Using the material that follows, identify and copy each line with the string "this".

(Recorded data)
· · · ·

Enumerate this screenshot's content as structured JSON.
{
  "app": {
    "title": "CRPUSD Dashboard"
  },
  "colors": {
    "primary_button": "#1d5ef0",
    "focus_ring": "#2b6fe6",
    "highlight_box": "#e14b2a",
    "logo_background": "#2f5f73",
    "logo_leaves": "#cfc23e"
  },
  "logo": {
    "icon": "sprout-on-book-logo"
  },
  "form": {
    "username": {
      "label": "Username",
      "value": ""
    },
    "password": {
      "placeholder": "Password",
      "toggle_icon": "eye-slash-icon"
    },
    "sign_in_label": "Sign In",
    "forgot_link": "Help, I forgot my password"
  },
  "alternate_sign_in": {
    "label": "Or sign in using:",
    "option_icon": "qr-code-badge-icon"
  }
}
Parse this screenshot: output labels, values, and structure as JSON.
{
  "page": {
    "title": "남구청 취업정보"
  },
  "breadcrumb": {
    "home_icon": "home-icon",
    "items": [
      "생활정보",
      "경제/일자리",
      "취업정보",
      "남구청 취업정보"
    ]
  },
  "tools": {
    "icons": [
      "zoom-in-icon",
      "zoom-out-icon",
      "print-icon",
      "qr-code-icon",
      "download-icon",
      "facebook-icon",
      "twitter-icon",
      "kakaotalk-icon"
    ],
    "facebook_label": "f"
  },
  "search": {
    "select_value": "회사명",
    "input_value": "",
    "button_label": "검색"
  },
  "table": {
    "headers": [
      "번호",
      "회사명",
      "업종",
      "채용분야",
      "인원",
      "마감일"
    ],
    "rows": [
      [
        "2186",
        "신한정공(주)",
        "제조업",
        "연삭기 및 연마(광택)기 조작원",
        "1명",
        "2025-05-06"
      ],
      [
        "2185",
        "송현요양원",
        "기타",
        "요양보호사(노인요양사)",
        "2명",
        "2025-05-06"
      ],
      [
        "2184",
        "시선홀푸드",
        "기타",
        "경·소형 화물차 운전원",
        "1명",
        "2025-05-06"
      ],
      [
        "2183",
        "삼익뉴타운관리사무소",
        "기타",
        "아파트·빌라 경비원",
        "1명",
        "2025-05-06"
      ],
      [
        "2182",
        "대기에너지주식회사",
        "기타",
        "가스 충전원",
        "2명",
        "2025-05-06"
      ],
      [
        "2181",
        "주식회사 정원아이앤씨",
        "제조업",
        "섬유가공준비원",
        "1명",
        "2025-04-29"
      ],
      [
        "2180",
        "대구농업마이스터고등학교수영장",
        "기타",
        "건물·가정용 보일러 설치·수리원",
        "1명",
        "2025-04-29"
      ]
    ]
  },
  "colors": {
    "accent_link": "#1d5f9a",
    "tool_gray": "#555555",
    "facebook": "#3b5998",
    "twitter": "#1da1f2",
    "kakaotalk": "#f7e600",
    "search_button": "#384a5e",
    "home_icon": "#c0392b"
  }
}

· · · ·

**SOLUTION**
Enumerate this screenshot's content as structured JSON.
Parse this screenshot: output labels, values, and structure as JSON.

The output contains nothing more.